YOUR GOAL:
Find the lines with "TradingView" in them and copy them out.
— START OF EXERCISE INPUT —
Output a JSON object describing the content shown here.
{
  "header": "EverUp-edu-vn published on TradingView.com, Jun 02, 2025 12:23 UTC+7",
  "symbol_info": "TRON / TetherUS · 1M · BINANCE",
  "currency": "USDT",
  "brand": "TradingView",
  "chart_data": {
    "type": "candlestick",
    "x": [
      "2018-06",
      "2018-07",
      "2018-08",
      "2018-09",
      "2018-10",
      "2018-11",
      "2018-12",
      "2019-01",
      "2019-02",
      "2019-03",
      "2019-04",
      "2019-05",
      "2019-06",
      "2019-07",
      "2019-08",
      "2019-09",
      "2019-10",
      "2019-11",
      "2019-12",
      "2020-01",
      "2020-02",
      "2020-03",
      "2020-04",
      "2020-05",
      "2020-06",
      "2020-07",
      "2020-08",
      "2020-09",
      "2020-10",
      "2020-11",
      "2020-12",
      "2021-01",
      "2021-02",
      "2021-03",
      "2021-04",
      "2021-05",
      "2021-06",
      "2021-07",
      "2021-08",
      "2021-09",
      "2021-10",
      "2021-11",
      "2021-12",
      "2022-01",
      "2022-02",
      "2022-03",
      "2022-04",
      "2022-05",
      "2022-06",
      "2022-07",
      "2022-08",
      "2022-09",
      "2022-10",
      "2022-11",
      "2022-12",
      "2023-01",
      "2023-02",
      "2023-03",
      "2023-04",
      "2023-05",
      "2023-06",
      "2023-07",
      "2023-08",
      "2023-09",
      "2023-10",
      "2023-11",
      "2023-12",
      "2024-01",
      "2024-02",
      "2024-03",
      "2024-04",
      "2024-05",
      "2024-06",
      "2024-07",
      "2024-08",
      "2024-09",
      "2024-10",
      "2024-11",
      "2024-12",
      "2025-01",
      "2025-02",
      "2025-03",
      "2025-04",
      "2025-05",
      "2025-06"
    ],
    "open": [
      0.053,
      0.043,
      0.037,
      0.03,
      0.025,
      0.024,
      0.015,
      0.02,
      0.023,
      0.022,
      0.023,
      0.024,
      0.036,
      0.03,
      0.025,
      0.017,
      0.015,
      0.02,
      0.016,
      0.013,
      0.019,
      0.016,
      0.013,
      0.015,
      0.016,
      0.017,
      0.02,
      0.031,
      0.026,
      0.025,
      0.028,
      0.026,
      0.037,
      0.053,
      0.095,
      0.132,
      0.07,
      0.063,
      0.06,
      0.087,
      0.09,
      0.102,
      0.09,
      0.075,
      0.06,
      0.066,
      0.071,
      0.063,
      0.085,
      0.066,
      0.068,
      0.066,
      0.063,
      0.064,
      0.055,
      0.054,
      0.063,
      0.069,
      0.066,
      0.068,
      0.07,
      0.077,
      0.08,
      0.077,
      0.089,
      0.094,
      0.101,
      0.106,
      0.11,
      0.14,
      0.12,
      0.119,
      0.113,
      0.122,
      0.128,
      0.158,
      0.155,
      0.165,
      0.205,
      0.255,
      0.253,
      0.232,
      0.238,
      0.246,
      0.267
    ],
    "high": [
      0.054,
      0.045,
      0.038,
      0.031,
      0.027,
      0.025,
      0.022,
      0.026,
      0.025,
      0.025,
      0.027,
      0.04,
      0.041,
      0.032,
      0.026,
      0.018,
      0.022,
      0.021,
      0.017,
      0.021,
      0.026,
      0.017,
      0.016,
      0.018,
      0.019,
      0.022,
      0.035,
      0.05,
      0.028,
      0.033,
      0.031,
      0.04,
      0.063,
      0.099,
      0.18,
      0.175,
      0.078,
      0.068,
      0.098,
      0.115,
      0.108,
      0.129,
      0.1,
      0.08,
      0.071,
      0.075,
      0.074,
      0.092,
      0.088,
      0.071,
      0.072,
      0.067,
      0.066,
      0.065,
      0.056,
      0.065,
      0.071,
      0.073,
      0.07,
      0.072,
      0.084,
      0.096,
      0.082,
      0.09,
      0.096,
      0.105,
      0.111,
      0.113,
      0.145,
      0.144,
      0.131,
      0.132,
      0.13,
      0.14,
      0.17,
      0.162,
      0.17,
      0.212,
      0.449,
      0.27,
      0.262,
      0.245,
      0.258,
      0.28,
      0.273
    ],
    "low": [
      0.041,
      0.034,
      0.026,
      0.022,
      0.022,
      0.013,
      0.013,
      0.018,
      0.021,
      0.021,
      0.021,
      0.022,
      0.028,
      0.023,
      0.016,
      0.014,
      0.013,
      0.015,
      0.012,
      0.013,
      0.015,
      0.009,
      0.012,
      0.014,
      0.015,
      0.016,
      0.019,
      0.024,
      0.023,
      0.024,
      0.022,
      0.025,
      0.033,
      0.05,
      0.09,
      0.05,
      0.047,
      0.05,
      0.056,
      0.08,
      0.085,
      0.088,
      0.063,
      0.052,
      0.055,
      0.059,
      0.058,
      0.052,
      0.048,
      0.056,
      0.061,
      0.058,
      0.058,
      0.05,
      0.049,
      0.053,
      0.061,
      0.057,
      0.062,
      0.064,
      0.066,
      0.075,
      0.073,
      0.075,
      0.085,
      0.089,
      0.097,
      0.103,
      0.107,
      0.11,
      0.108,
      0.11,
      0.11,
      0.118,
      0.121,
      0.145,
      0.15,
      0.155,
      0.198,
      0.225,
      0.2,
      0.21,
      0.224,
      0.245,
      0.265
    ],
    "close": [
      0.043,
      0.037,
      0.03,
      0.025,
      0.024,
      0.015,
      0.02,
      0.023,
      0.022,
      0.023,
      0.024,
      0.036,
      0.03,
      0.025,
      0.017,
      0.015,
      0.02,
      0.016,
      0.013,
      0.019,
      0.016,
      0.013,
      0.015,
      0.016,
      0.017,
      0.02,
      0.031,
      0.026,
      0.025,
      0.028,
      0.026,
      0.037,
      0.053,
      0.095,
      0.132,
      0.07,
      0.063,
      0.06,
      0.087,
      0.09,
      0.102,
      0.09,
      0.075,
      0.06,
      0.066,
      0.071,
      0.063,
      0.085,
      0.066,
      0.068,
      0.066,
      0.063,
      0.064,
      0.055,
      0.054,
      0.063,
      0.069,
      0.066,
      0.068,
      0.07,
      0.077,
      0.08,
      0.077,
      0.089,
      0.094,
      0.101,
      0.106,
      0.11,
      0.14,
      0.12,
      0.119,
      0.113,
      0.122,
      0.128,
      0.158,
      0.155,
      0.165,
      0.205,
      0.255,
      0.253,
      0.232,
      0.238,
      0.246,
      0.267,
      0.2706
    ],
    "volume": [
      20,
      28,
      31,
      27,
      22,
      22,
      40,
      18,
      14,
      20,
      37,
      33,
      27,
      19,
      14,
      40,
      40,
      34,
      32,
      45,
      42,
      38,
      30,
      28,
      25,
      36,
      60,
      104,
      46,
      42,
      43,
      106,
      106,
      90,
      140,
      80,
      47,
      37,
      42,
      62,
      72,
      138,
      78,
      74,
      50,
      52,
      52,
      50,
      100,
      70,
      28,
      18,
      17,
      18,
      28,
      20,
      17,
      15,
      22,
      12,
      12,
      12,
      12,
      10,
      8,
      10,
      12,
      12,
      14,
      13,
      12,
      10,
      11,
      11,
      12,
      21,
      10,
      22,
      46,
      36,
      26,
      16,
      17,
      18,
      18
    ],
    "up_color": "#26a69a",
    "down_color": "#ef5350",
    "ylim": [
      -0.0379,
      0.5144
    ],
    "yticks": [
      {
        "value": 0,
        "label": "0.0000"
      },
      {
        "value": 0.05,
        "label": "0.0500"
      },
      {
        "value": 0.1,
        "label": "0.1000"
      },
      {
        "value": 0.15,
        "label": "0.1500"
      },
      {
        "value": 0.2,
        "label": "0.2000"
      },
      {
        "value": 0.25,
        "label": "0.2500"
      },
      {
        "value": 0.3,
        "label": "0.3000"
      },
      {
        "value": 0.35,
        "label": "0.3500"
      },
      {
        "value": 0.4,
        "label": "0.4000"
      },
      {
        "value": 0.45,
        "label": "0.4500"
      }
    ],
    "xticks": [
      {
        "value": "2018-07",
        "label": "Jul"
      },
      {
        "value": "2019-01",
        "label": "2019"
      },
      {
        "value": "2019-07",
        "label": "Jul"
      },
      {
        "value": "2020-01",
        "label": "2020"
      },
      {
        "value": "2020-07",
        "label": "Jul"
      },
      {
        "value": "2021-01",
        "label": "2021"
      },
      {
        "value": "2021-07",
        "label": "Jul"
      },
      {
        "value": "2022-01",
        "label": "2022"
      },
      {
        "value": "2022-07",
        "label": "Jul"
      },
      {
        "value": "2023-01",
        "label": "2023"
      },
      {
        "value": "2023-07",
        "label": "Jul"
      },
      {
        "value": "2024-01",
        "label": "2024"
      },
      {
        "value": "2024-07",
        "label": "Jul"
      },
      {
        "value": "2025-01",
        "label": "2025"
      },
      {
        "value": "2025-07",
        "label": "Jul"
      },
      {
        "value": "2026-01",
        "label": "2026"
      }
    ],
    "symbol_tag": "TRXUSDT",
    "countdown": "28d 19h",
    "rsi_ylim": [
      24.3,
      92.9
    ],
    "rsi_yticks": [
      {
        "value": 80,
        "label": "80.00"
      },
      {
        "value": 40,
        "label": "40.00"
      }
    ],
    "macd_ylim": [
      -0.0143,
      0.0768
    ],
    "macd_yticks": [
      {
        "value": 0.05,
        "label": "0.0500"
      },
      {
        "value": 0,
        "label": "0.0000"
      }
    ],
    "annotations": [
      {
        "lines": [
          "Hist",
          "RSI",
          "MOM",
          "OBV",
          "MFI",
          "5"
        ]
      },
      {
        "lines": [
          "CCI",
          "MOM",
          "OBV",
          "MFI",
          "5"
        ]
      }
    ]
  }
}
— END OF EXERCISE INPUT —
THE COMPLETED TASK:
  "header": "EverUp-edu-vn published on TradingView.com, Jun 02, 2025 12:23 UTC+7",
  "brand": "TradingView",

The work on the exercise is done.